EXTRACTED MATERIAL:
* * * * * * *
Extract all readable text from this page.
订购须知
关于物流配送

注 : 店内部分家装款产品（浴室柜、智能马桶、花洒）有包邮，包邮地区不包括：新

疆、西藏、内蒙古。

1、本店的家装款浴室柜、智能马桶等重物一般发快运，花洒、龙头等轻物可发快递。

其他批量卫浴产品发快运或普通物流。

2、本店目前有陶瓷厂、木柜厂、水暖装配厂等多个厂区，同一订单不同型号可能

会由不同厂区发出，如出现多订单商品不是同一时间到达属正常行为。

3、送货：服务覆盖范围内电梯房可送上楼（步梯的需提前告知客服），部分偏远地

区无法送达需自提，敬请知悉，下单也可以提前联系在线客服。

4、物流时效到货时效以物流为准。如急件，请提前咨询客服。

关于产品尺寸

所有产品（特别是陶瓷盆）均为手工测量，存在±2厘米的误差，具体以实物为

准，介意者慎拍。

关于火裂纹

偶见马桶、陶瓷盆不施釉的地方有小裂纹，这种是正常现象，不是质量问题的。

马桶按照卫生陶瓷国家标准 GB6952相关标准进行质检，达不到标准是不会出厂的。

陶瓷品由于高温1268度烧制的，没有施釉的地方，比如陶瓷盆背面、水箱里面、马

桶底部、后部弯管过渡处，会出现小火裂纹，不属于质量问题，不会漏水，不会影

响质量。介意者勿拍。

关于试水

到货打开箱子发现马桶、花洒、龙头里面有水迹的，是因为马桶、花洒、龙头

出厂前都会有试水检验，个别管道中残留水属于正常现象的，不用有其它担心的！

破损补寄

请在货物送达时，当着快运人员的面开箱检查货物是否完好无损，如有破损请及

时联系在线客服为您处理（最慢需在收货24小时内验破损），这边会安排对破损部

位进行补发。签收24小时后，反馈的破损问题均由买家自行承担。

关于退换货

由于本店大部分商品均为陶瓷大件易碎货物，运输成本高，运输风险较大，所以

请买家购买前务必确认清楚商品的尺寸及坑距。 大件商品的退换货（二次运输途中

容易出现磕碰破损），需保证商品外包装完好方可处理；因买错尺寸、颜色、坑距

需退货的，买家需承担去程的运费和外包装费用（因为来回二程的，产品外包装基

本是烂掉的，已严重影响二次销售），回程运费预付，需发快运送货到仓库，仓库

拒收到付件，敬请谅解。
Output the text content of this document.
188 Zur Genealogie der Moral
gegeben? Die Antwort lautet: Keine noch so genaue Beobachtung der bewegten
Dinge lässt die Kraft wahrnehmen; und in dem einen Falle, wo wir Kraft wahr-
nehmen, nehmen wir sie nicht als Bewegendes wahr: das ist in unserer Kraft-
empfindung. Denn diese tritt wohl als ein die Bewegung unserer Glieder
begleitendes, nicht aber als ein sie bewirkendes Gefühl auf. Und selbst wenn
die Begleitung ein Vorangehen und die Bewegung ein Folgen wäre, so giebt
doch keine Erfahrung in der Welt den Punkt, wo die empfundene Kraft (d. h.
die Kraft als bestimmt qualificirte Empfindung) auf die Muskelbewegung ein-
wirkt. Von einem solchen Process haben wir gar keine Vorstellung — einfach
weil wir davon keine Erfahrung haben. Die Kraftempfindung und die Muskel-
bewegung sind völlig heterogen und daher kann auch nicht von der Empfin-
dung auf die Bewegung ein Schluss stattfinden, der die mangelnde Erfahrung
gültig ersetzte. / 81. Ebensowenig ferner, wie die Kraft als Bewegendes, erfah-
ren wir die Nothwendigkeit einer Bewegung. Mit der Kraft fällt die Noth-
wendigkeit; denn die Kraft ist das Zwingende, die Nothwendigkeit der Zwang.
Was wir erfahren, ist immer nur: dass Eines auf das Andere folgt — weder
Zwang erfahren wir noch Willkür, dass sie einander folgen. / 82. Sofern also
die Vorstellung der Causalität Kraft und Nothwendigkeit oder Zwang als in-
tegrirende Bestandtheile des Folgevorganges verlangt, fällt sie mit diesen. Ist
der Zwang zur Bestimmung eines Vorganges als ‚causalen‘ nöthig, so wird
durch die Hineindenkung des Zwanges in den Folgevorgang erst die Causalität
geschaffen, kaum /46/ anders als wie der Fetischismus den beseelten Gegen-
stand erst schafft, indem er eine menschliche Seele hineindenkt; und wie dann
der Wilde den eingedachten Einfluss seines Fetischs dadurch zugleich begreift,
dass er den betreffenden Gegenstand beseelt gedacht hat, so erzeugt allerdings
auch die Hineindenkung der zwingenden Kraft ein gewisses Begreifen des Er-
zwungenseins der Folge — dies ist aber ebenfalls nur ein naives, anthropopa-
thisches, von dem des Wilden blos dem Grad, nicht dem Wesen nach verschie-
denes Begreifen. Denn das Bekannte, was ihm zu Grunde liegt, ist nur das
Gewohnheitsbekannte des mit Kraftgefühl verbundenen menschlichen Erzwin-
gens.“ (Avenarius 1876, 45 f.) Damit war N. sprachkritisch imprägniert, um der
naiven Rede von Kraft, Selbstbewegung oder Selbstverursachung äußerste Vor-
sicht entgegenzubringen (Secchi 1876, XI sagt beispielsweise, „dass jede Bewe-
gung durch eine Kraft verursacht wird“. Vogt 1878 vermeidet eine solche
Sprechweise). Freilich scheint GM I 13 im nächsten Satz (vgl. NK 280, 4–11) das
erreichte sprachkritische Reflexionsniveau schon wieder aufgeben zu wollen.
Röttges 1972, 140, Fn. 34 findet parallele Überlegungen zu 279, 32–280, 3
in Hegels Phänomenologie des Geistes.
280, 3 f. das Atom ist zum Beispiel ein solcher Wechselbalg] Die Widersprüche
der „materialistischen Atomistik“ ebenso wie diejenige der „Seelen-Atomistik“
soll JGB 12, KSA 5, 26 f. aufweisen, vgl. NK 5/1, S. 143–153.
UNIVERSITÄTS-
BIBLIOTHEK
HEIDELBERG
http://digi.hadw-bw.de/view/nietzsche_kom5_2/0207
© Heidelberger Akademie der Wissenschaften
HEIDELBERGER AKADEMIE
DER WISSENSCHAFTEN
* * * * * * *
TASK REQUIREMENTS: Please restate the records in full, word for word.

RESPONSE TO THIS EXERCISE:
Extract all readable text from this page.
订购须知
关于物流配送

注 : 店内部分家装款产品（浴室柜、智能马桶、花洒）有包邮，包邮地区不包括：新

疆、西藏、内蒙古。

1、本店的家装款浴室柜、智能马桶等重物一般发快运，花洒、龙头等轻物可发快递。

其他批量卫浴产品发快运或普通物流。

2、本店目前有陶瓷厂、木柜厂、水暖装配厂等多个厂区，同一订单不同型号可能

会由不同厂区发出，如出现多订单商品不是同一时间到达属正常行为。

3、送货：服务覆盖范围内电梯房可送上楼（步梯的需提前告知客服），部分偏远地

区无法送达需自提，敬请知悉，下单也可以提前联系在线客服。

4、物流时效到货时效以物流为准。如急件，请提前咨询客服。

关于产品尺寸

所有产品（特别是陶瓷盆）均为手工测量，存在±2厘米的误差，具体以实物为

准，介意者慎拍。

关于火裂纹

偶见马桶、陶瓷盆不施釉的地方有小裂纹，这种是正常现象，不是质量问题的。

马桶按照卫生陶瓷国家标准 GB6952相关标准进行质检，达不到标准是不会出厂的。

陶瓷品由于高温1268度烧制的，没有施釉的地方，比如陶瓷盆背面、水箱里面、马

桶底部、后部弯管过渡处，会出现小火裂纹，不属于质量问题，不会漏水，不会影

响质量。介意者勿拍。

关于试水

到货打开箱子发现马桶、花洒、龙头里面有水迹的，是因为马桶、花洒、龙头

出厂前都会有试水检验，个别管道中残留水属于正常现象的，不用有其它担心的！

破损补寄

请在货物送达时，当着快运人员的面开箱检查货物是否完好无损，如有破损请及

时联系在线客服为您处理（最慢需在收货24小时内验破损），这边会安排对破损部

位进行补发。签收24小时后，反馈的破损问题均由买家自行承担。

关于退换货

由于本店大部分商品均为陶瓷大件易碎货物，运输成本高，运输风险较大，所以

请买家购买前务必确认清楚商品的尺寸及坑距。 大件商品的退换货（二次运输途中

容易出现磕碰破损），需保证商品外包装完好方可处理；因买错尺寸、颜色、坑距

需退货的，买家需承担去程的运费和外包装费用（因为来回二程的，产品外包装基

本是烂掉的，已严重影响二次销售），回程运费预付，需发快运送货到仓库，仓库

拒收到付件，敬请谅解。
Output the text content of this document.
188 Zur Genealogie der Moral
gegeben? Die Antwort lautet: Keine noch so genaue Beobachtung der bewegten
Dinge lässt die Kraft wahrnehmen; und in dem einen Falle, wo wir Kraft wahr-
nehmen, nehmen wir sie nicht als Bewegendes wahr: das ist in unserer Kraft-
empfindung. Denn diese tritt wohl als ein die Bewegung unserer Glieder
begleitendes, nicht aber als ein sie bewirkendes Gefühl auf. Und selbst wenn
die Begleitung ein Vorangehen und die Bewegung ein Folgen wäre, so giebt
doch keine Erfahrung in der Welt den Punkt, wo die empfundene Kraft (d. h.
die Kraft als bestimmt qualificirte Empfindung) auf die Muskelbewegung ein-
wirkt. Von einem solchen Process haben wir gar keine Vorstellung — einfach
weil wir davon keine Erfahrung haben. Die Kraftempfindung und die Muskel-
bewegung sind völlig heterogen und daher kann auch nicht von der Empfin-
dung auf die Bewegung ein Schluss stattfinden, der die mangelnde Erfahrung
gültig ersetzte. / 81. Ebensowenig ferner, wie die Kraft als Bewegendes, erfah-
ren wir die Nothwendigkeit einer Bewegung. Mit der Kraft fällt die Noth-
wendigkeit; denn die Kraft ist das Zwingende, die Nothwendigkeit der Zwang.
Was wir erfahren, ist immer nur: dass Eines auf das Andere folgt — weder
Zwang erfahren wir noch Willkür, dass sie einander folgen. / 82. Sofern also
die Vorstellung der Causalität Kraft und Nothwendigkeit oder Zwang als in-
tegrirende Bestandtheile des Folgevorganges verlangt, fällt sie mit diesen. Ist
der Zwang zur Bestimmung eines Vorganges als ‚causalen‘ nöthig, so wird
durch die Hineindenkung des Zwanges in den Folgevorgang erst die Causalität
geschaffen, kaum /46/ anders als wie der Fetischismus den beseelten Gegen-
stand erst schafft, indem er eine menschliche Seele hineindenkt; und wie dann
der Wilde den eingedachten Einfluss seines Fetischs dadurch zugleich begreift,
dass er den betreffenden Gegenstand beseelt gedacht hat, so erzeugt allerdings
auch die Hineindenkung der zwingenden Kraft ein gewisses Begreifen des Er-
zwungenseins der Folge — dies ist aber ebenfalls nur ein naives, anthropopa-
thisches, von dem des Wilden blos dem Grad, nicht dem Wesen nach verschie-
denes Begreifen. Denn das Bekannte, was ihm zu Grunde liegt, ist nur das
Gewohnheitsbekannte des mit Kraftgefühl verbundenen menschlichen Erzwin-
gens.“ (Avenarius 1876, 45 f.) Damit war N. sprachkritisch imprägniert, um der
naiven Rede von Kraft, Selbstbewegung oder Selbstverursachung äußerste Vor-
sicht entgegenzubringen (Secchi 1876, XI sagt beispielsweise, „dass jede Bewe-
gung durch eine Kraft verursacht wird“. Vogt 1878 vermeidet eine solche
Sprechweise). Freilich scheint GM I 13 im nächsten Satz (vgl. NK 280, 4–11) das
erreichte sprachkritische Reflexionsniveau schon wieder aufgeben zu wollen.
Röttges 1972, 140, Fn. 34 findet parallele Überlegungen zu 279, 32–280, 3
in Hegels Phänomenologie des Geistes.
280, 3 f. das Atom ist zum Beispiel ein solcher Wechselbalg] Die Widersprüche
der „materialistischen Atomistik“ ebenso wie diejenige der „Seelen-Atomistik“
soll JGB 12, KSA 5, 26 f. aufweisen, vgl. NK 5/1, S. 143–153.
UNIVERSITÄTS-
BIBLIOTHEK
HEIDELBERG
http://digi.hadw-bw.de/view/nietzsche_kom5_2/0207
© Heidelberger Akademie der Wissenschaften
HEIDELBERGER AKADEMIE
DER WISSENSCHAFTEN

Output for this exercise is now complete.